__Challenge__: Output all lines exactly.

__Dataset__:
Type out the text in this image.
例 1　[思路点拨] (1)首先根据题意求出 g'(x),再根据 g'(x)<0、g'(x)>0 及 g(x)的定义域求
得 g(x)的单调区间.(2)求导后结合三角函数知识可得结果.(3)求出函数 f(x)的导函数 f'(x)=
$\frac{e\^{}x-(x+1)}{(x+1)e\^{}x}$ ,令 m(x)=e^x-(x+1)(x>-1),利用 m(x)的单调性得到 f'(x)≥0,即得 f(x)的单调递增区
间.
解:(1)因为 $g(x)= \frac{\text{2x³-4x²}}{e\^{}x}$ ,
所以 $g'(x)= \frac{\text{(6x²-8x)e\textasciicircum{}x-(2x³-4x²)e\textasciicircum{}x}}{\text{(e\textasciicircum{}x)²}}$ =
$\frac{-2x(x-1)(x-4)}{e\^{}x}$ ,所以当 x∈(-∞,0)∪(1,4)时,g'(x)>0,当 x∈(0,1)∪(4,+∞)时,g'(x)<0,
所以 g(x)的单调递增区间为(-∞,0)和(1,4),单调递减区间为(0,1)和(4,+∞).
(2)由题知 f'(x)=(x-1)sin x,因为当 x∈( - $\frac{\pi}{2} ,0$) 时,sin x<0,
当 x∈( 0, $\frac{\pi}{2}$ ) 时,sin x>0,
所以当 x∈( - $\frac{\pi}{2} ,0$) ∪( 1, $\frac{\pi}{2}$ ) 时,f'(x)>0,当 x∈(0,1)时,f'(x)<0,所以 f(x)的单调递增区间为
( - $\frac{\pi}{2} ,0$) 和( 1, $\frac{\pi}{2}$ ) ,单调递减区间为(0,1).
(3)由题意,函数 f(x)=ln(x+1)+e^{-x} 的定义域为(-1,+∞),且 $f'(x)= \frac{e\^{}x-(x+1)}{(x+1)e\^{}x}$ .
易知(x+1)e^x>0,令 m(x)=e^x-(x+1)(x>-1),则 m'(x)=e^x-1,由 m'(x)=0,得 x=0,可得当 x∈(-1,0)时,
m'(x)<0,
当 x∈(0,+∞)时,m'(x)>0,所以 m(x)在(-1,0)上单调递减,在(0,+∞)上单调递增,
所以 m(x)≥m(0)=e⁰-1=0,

__Problem solution__:
Type out the text in this image.
例 1　[思路点拨] (1)首先根据题意求出 g'(x),再根据 g'(x)<0、g'(x)>0 及 g(x)的定义域求
得 g(x)的单调区间.(2)求导后结合三角函数知识可得结果.(3)求出函数 f(x)的导函数 f'(x)=
$\frac{e\^{}x-(x+1)}{(x+1)e\^{}x}$ ,令 m(x)=e^x-(x+1)(x>-1),利用 m(x)的单调性得到 f'(x)≥0,即得 f(x)的单调递增区
间.
解:(1)因为 $g(x)= \frac{\text{2x³-4x²}}{e\^{}x}$ ,
所以 $g'(x)= \frac{\text{(6x²-8x)e\textasciicircum{}x-(2x³-4x²)e\textasciicircum{}x}}{\text{(e\textasciicircum{}x)²}}$ =
$\frac{-2x(x-1)(x-4)}{e\^{}x}$ ,所以当 x∈(-∞,0)∪(1,4)时,g'(x)>0,当 x∈(0,1)∪(4,+∞)时,g'(x)<0,
所以 g(x)的单调递增区间为(-∞,0)和(1,4),单调递减区间为(0,1)和(4,+∞).
(2)由题知 f'(x)=(x-1)sin x,因为当 x∈( - $\frac{\pi}{2} ,0$) 时,sin x<0,
当 x∈( 0, $\frac{\pi}{2}$ ) 时,sin x>0,
所以当 x∈( - $\frac{\pi}{2} ,0$) ∪( 1, $\frac{\pi}{2}$ ) 时,f'(x)>0,当 x∈(0,1)时,f'(x)<0,所以 f(x)的单调递增区间为
( - $\frac{\pi}{2} ,0$) 和( 1, $\frac{\pi}{2}$ ) ,单调递减区间为(0,1).
(3)由题意,函数 f(x)=ln(x+1)+e^{-x} 的定义域为(-1,+∞),且 $f'(x)= \frac{e\^{}x-(x+1)}{(x+1)e\^{}x}$ .
易知(x+1)e^x>0,令 m(x)=e^x-(x+1)(x>-1),则 m'(x)=e^x-1,由 m'(x)=0,得 x=0,可得当 x∈(-1,0)时,
m'(x)<0,
当 x∈(0,+∞)时,m'(x)>0,所以 m(x)在(-1,0)上单调递减,在(0,+∞)上单调递增,
所以 m(x)≥m(0)=e⁰-1=0,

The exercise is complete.